## Written instruction
Pull out every line containing the string "JSON".

***

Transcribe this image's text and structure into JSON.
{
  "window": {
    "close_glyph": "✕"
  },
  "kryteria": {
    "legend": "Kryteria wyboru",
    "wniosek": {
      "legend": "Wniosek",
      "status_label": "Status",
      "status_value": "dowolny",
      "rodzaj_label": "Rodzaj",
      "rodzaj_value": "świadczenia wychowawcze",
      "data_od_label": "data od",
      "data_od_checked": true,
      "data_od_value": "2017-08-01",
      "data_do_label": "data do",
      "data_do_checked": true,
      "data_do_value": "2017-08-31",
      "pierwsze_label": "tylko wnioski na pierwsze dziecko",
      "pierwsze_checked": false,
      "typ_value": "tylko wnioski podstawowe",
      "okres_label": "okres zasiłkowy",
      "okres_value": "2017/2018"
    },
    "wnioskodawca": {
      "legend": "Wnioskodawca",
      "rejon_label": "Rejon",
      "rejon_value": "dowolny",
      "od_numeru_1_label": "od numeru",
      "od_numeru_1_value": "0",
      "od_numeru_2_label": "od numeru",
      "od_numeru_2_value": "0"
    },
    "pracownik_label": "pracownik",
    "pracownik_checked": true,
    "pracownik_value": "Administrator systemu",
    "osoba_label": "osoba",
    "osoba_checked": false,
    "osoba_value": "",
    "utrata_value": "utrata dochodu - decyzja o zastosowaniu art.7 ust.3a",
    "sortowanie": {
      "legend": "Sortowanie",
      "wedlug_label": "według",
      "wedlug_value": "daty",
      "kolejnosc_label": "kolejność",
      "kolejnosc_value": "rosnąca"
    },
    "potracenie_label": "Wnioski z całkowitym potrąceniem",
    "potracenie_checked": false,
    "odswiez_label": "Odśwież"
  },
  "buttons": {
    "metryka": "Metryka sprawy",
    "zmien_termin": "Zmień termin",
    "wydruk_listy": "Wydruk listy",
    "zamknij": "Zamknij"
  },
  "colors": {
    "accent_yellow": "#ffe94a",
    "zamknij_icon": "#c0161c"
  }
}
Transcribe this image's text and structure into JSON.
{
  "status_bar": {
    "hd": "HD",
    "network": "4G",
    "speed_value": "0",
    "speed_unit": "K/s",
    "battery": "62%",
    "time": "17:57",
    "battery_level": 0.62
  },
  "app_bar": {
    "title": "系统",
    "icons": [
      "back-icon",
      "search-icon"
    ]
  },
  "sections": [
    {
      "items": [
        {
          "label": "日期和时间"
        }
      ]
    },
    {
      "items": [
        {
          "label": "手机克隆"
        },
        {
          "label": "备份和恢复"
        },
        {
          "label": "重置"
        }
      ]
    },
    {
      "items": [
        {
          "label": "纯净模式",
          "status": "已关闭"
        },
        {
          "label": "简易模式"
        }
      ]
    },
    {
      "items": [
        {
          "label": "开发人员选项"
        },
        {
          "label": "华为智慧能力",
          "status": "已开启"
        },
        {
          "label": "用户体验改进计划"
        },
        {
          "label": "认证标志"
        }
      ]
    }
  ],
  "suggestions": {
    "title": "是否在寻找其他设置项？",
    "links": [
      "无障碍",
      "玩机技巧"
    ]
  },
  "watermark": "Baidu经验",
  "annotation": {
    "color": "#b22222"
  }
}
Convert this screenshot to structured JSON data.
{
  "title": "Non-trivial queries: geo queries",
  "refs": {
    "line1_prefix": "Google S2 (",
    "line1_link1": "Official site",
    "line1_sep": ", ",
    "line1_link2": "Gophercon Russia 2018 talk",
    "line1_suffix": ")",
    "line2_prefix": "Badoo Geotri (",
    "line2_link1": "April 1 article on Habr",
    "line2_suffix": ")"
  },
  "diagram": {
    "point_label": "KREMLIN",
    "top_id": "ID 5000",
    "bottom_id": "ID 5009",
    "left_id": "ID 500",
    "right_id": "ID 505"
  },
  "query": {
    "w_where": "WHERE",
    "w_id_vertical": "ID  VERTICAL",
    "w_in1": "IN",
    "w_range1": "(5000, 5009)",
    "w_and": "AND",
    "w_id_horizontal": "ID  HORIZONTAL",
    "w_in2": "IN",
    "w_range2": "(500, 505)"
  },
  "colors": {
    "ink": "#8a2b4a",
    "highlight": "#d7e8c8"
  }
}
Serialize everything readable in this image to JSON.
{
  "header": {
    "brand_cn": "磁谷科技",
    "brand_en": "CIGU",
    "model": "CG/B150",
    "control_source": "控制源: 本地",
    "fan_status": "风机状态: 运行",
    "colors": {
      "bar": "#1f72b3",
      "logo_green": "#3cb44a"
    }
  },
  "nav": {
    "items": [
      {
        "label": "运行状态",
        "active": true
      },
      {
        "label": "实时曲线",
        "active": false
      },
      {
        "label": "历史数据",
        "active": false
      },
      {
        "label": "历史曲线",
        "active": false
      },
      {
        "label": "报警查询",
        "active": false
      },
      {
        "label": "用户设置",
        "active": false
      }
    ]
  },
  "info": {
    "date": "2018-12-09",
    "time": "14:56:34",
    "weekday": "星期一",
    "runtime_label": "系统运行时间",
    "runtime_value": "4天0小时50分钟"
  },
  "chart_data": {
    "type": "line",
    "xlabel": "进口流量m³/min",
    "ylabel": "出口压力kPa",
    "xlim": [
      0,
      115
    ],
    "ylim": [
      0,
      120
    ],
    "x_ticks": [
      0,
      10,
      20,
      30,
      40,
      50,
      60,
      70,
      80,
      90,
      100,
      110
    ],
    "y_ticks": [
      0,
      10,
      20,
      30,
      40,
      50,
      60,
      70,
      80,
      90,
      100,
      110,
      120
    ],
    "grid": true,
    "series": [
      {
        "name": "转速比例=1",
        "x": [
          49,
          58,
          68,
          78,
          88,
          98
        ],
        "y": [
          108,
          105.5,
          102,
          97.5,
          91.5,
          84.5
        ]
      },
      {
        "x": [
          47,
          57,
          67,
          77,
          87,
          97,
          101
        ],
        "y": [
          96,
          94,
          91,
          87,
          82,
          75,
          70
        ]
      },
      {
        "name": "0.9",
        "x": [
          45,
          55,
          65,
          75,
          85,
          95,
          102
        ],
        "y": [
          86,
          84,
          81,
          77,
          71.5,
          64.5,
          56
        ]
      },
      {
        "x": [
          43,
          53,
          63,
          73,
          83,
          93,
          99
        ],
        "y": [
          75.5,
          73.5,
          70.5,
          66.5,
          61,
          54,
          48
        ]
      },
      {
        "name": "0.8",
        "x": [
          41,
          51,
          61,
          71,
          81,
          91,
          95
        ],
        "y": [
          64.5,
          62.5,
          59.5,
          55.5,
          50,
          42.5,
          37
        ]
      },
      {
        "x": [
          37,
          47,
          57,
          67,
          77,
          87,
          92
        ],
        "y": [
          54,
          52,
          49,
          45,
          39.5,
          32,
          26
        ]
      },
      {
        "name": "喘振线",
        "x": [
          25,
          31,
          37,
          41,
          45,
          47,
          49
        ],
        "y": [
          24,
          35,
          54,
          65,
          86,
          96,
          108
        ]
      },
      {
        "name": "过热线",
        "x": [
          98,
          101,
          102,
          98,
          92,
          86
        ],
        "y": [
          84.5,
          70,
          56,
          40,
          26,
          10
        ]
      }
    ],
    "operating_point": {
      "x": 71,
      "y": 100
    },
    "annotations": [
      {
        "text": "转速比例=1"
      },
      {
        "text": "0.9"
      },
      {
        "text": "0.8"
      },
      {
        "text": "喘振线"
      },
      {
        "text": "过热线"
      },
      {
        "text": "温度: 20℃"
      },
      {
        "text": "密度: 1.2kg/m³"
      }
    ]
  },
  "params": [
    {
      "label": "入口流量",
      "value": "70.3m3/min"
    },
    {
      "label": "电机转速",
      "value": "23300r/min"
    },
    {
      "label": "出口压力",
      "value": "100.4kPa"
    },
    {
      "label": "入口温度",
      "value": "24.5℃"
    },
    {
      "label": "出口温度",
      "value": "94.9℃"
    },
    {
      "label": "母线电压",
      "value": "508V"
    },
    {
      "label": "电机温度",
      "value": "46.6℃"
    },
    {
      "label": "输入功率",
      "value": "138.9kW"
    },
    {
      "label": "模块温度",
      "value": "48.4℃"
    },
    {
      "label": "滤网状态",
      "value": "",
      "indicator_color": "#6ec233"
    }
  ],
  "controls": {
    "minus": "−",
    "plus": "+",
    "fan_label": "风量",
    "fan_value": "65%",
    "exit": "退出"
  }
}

***

## Task response
Transcribe this image's text and structure into JSON.
Transcribe this image's text and structure into JSON.
Convert this screenshot to structured JSON data.
Serialize everything readable in this image to JSON.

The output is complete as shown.